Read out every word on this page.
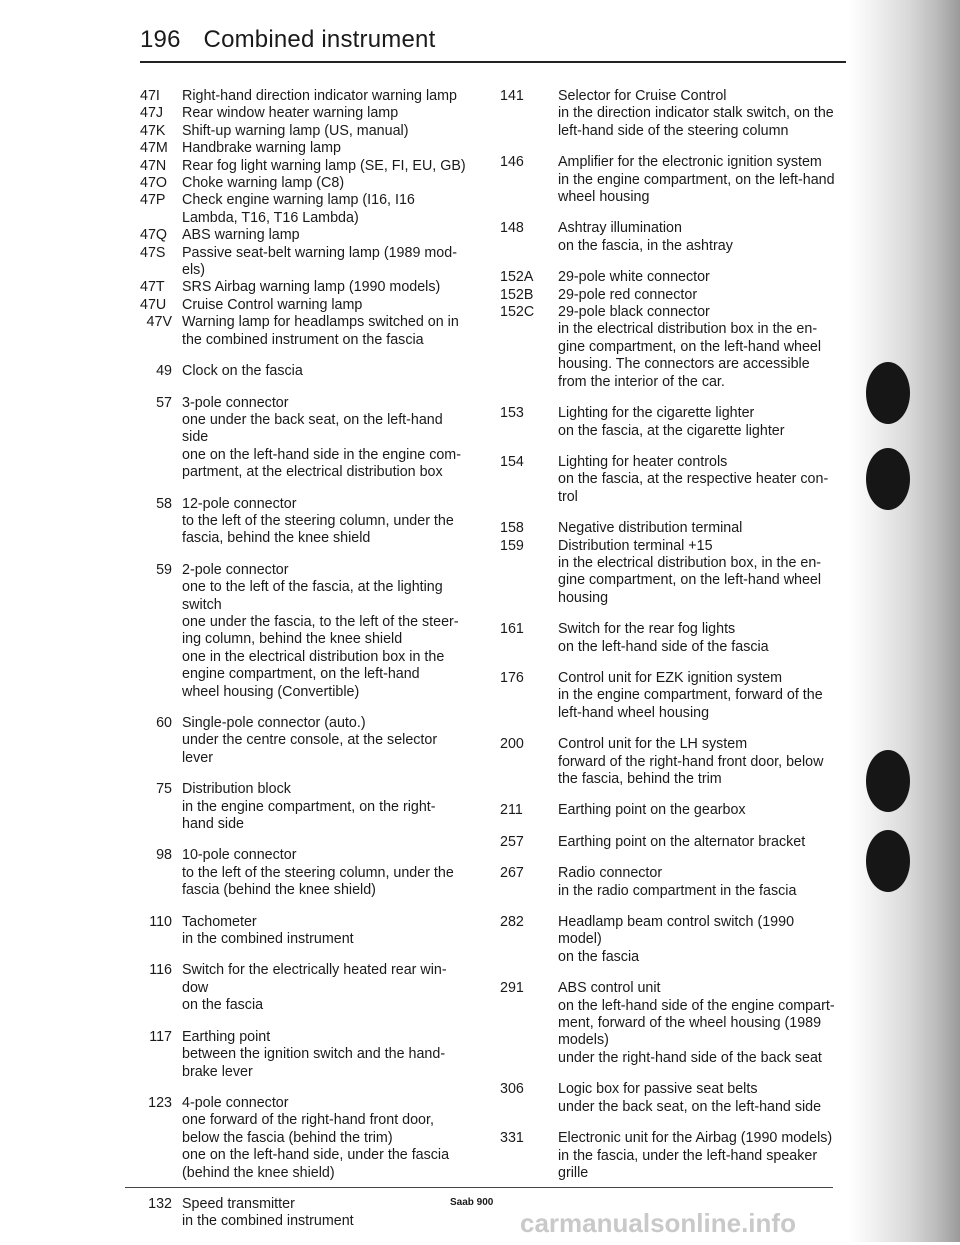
196 Combined instrument
47I	Right-hand direction indicator warning lamp
47J	Rear window heater warning lamp
47K	Shift-up warning lamp (US, manual)
47M Handbrake warning lamp
47N	Rear fog light warning lamp (SE, FI, EU, GB)
47O	Choke warning lamp (C8)
47P	Check engine warning lamp (I16, I16
Lambda, T16, T16 Lambda)
47Q	ABS warning lamp
47S	Passive seat-belt warning lamp (1989 mod-
els)
47T	SRS Airbag warning lamp (1990 models)
47U	Cruise Control warning lamp
47V Warning lamp for headlamps switched on in
the combined instrument on the fascia
49 Clock on the fascia
57 3-pole connector
one under the back seat, on the left-hand
side
one on the left-hand side in the engine com-
partment, at the electrical distribution box
58 12-pole connector
to the left of the steering column, under the
fascia, behind the knee shield
59 2-pole connector
one to the left of the fascia, at the lighting
switch
one under the fascia, to the left of the steer-
ing column, behind the knee shield
one in the electrical distribution box in the
engine compartment, on the left-hand
wheel housing (Convertible)
60 Single-pole connector (auto.)
under the centre console, at the selector
lever
75 Distribution block
in the engine compartment, on the right-
hand side
98 10-pole connector
to the left of the steering column, under the
fascia (behind the knee shield)
110 Tachometer
in the combined instrument
116 Switch for the electrically heated rear win-
dow
on the fascia
117 Earthing point
between the ignition switch and the hand-
brake lever
123 4-pole connector
one forward of the right-hand front door,
below the fascia (behind the trim)
one on the left-hand side, under the fascia
(behind the knee shield)
132 Speed transmitter
in the combined instrument
141	Selector for Cruise Control
in the direction indicator stalk switch, on the
left-hand side of the steering column
146	Amplifier for the electronic ignition system
in the engine compartment, on the left-hand
wheel housing
148	Ashtray illumination
on the fascia, in the ashtray
152A	29-pole white connector
152B	29-pole red connector
152C	29-pole black connector
in the electrical distribution box in the en-
gine compartment, on the left-hand wheel
housing. The connectors are accessible
from the interior of the car.
153	Lighting for the cigarette lighter
on the fascia, at the cigarette lighter
154	Lighting for heater controls
on the fascia, at the respective heater con-
trol
158	Negative distribution terminal
159	Distribution terminal +15
in the electrical distribution box, in the en-
gine compartment, on the left-hand wheel
housing
161	Switch for the rear fog lights
on the left-hand side of the fascia
176	Control unit for EZK ignition system
in the engine compartment, forward of the
left-hand wheel housing
200	Control unit for the LH system
forward of the right-hand front door, below
the fascia, behind the trim
211	Earthing point on the gearbox
257	Earthing point on the alternator bracket
267	Radio connector
in the radio compartment in the fascia
282	Headlamp beam control switch (1990
model)
on the fascia
291	ABS control unit
on the left-hand side of the engine compart-
ment, forward of the wheel housing (1989
models)
under the right-hand side of the back seat
306	Logic box for passive seat belts
under the back seat, on the left-hand side
331	Electronic unit for the Airbag (1990 models)
in the fascia, under the left-hand speaker
grille
Saab 900
carmanualsonline.info
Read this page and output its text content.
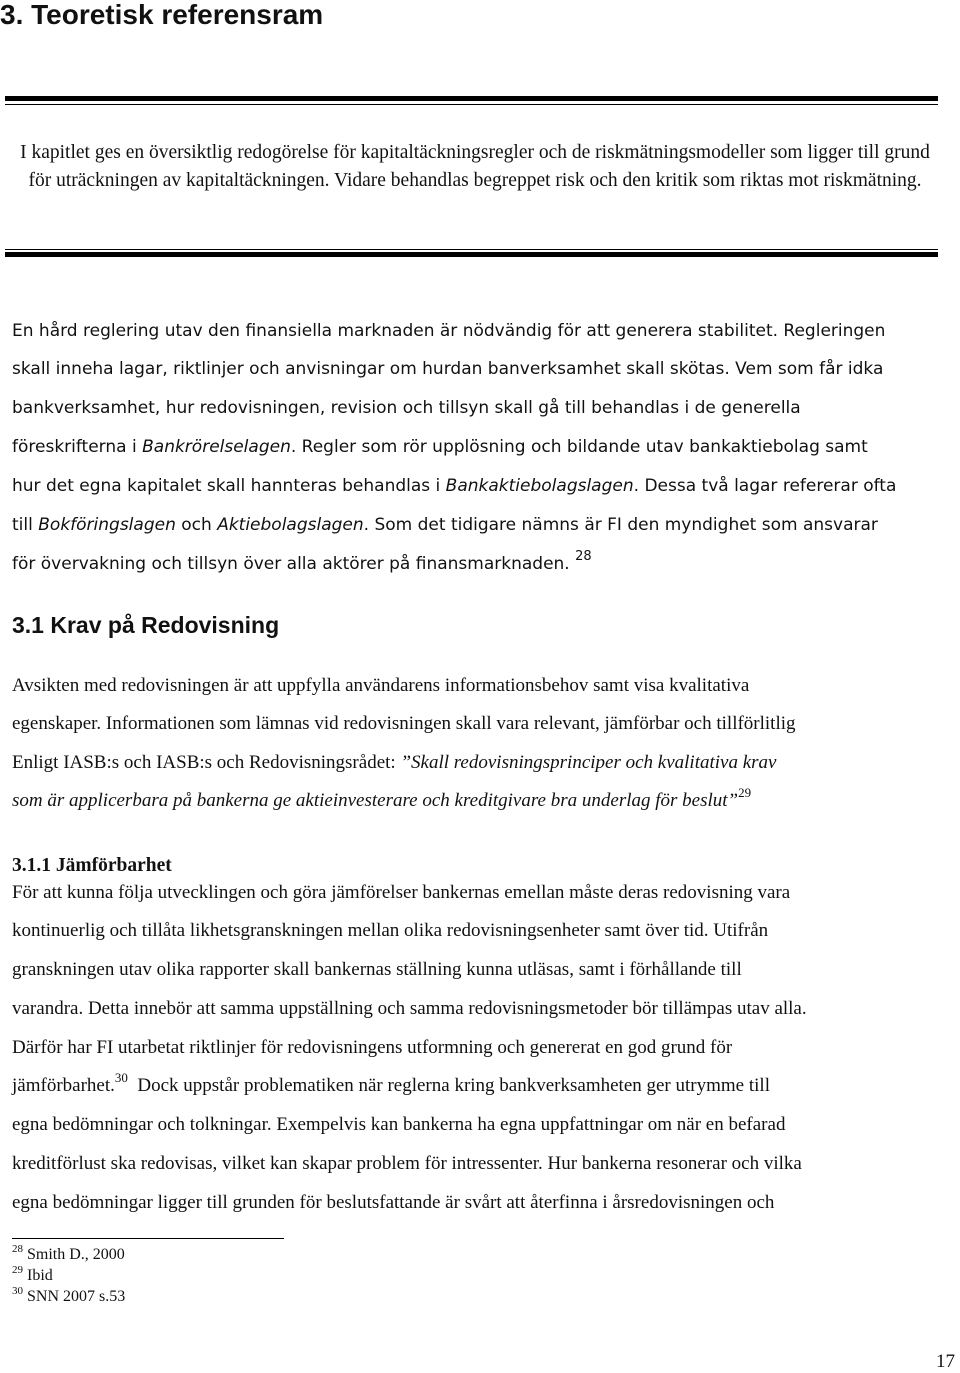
3. Teoretisk referensram

I kapitlet ges en översiktlig redogörelse för kapitaltäckningsregler och de riskmätningsmodeller som ligger till grund för uträckningen av kapitaltäckningen. Vidare behandlas begreppet risk och den kritik som riktas mot riskmätning.

En hård reglering utav den finansiella marknaden är nödvändig för att generera stabilitet. Regleringen

skall inneha lagar, riktlinjer och anvisningar om hurdan banverksamhet skall skötas. Vem som får idka

bankverksamhet, hur redovisningen, revision och tillsyn skall gå till behandlas i de generella

föreskrifterna i Bankrörelselagen. Regler som rör upplösning och bildande utav bankaktiebolag samt

hur det egna kapitalet skall hannteras behandlas i Bankaktiebolagslagen. Dessa två lagar refererar ofta

till Bokföringslagen och Aktiebolagslagen. Som det tidigare nämns är FI den myndighet som ansvarar

för övervakning och tillsyn över alla aktörer på finansmarknaden. $^{28}$

3.1 Krav på Redovisning

Avsikten med redovisningen är att uppfylla användarens informationsbehov samt visa kvalitativa

egenskaper. Informationen som lämnas vid redovisningen skall vara relevant, jämförbar och tillförlitlig

Enligt IASB:s och IASB:s och Redovisningsrådet: ”Skall redovisningsprinciper och kvalitativa krav

som är applicerbara på bankerna ge aktieinvesterare och kreditgivare bra underlag för beslut”$^{29}$

3.1.1 Jämförbarhet

För att kunna följa utvecklingen och göra jämförelser bankernas emellan måste deras redovisning vara

kontinuerlig och tillåta likhetsgranskningen mellan olika redovisningsenheter samt över tid. Utifrån

granskningen utav olika rapporter skall bankernas ställning kunna utläsas, samt i förhållande till

varandra. Detta innebör att samma uppställning och samma redovisningsmetoder bör tillämpas utav alla.

Därför har FI utarbetat riktlinjer för redovisningens utformning och genererat en god grund för

jämförbarhet.$^{30}$  Dock uppstår problematiken när reglerna kring bankverksamheten ger utrymme till

egna bedömningar och tolkningar. Exempelvis kan bankerna ha egna uppfattningar om när en befarad

kreditförlust ska redovisas, vilket kan skapar problem för intressenter. Hur bankerna resonerar och vilka

egna bedömningar ligger till grunden för beslutsfattande är svårt att återfinna i årsredovisningen och

$^{28}$ Smith D., 2000

$^{29}$ Ibid

$^{30}$ SNN 2007 s.53

17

## [YOUR INSTRUCTIONS]
Exclude the pictures, and transcribe all of the material exactly.

## [ANSWER TO THIS TASK]
Read out every word on this page.
196 Combined instrument
47I	Right-hand direction indicator warning lamp
47J	Rear window heater warning lamp
47K	Shift-up warning lamp (US, manual)
47M Handbrake warning lamp
47N	Rear fog light warning lamp (SE, FI, EU, GB)
47O	Choke warning lamp (C8)
47P	Check engine warning lamp (I16, I16
Lambda, T16, T16 Lambda)
47Q	ABS warning lamp
47S	Passive seat-belt warning lamp (1989 mod-
els)
47T	SRS Airbag warning lamp (1990 models)
47U	Cruise Control warning lamp
47V Warning lamp for headlamps switched on in
the combined instrument on the fascia
49 Clock on the fascia
57 3-pole connector
one under the back seat, on the left-hand
side
one on the left-hand side in the engine com-
partment, at the electrical distribution box
58 12-pole connector
to the left of the steering column, under the
fascia, behind the knee shield
59 2-pole connector
one to the left of the fascia, at the lighting
switch
one under the fascia, to the left of the steer-
ing column, behind the knee shield
one in the electrical distribution box in the
engine compartment, on the left-hand
wheel housing (Convertible)
60 Single-pole connector (auto.)
under the centre console, at the selector
lever
75 Distribution block
in the engine compartment, on the right-
hand side
98 10-pole connector
to the left of the steering column, under the
fascia (behind the knee shield)
110 Tachometer
in the combined instrument
116 Switch for the electrically heated rear win-
dow
on the fascia
117 Earthing point
between the ignition switch and the hand-
brake lever
123 4-pole connector
one forward of the right-hand front door,
below the fascia (behind the trim)
one on the left-hand side, under the fascia
(behind the knee shield)
132 Speed transmitter
in the combined instrument
141	Selector for Cruise Control
in the direction indicator stalk switch, on the
left-hand side of the steering column
146	Amplifier for the electronic ignition system
in the engine compartment, on the left-hand
wheel housing
148	Ashtray illumination
on the fascia, in the ashtray
152A	29-pole white connector
152B	29-pole red connector
152C	29-pole black connector
in the electrical distribution box in the en-
gine compartment, on the left-hand wheel
housing. The connectors are accessible
from the interior of the car.
153	Lighting for the cigarette lighter
on the fascia, at the cigarette lighter
154	Lighting for heater controls
on the fascia, at the respective heater con-
trol
158	Negative distribution terminal
159	Distribution terminal +15
in the electrical distribution box, in the en-
gine compartment, on the left-hand wheel
housing
161	Switch for the rear fog lights
on the left-hand side of the fascia
176	Control unit for EZK ignition system
in the engine compartment, forward of the
left-hand wheel housing
200	Control unit for the LH system
forward of the right-hand front door, below
the fascia, behind the trim
211	Earthing point on the gearbox
257	Earthing point on the alternator bracket
267	Radio connector
in the radio compartment in the fascia
282	Headlamp beam control switch (1990
model)
on the fascia
291	ABS control unit
on the left-hand side of the engine compart-
ment, forward of the wheel housing (1989
models)
under the right-hand side of the back seat
306	Logic box for passive seat belts
under the back seat, on the left-hand side
331	Electronic unit for the Airbag (1990 models)
in the fascia, under the left-hand speaker
grille
Saab 900
carmanualsonline.info
Read this page and output its text content.
3. Teoretisk referensram

I kapitlet ges en översiktlig redogörelse för kapitaltäckningsregler och de riskmätningsmodeller som ligger till grund för uträckningen av kapitaltäckningen. Vidare behandlas begreppet risk och den kritik som riktas mot riskmätning.

En hård reglering utav den finansiella marknaden är nödvändig för att generera stabilitet. Regleringen

skall inneha lagar, riktlinjer och anvisningar om hurdan banverksamhet skall skötas. Vem som får idka

bankverksamhet, hur redovisningen, revision och tillsyn skall gå till behandlas i de generella

föreskrifterna i Bankrörelselagen. Regler som rör upplösning och bildande utav bankaktiebolag samt

hur det egna kapitalet skall hannteras behandlas i Bankaktiebolagslagen. Dessa två lagar refererar ofta

till Bokföringslagen och Aktiebolagslagen. Som det tidigare nämns är FI den myndighet som ansvarar

för övervakning och tillsyn över alla aktörer på finansmarknaden. $^{28}$

3.1 Krav på Redovisning

Avsikten med redovisningen är att uppfylla användarens informationsbehov samt visa kvalitativa

egenskaper. Informationen som lämnas vid redovisningen skall vara relevant, jämförbar och tillförlitlig

Enligt IASB:s och IASB:s och Redovisningsrådet: ”Skall redovisningsprinciper och kvalitativa krav

som är applicerbara på bankerna ge aktieinvesterare och kreditgivare bra underlag för beslut”$^{29}$

3.1.1 Jämförbarhet

För att kunna följa utvecklingen och göra jämförelser bankernas emellan måste deras redovisning vara

kontinuerlig och tillåta likhetsgranskningen mellan olika redovisningsenheter samt över tid. Utifrån

granskningen utav olika rapporter skall bankernas ställning kunna utläsas, samt i förhållande till

varandra. Detta innebör att samma uppställning och samma redovisningsmetoder bör tillämpas utav alla.

Därför har FI utarbetat riktlinjer för redovisningens utformning och genererat en god grund för

jämförbarhet.$^{30}$  Dock uppstår problematiken när reglerna kring bankverksamheten ger utrymme till

egna bedömningar och tolkningar. Exempelvis kan bankerna ha egna uppfattningar om när en befarad

kreditförlust ska redovisas, vilket kan skapar problem för intressenter. Hur bankerna resonerar och vilka

egna bedömningar ligger till grunden för beslutsfattande är svårt att återfinna i årsredovisningen och

$^{28}$ Smith D., 2000

$^{29}$ Ibid

$^{30}$ SNN 2007 s.53

17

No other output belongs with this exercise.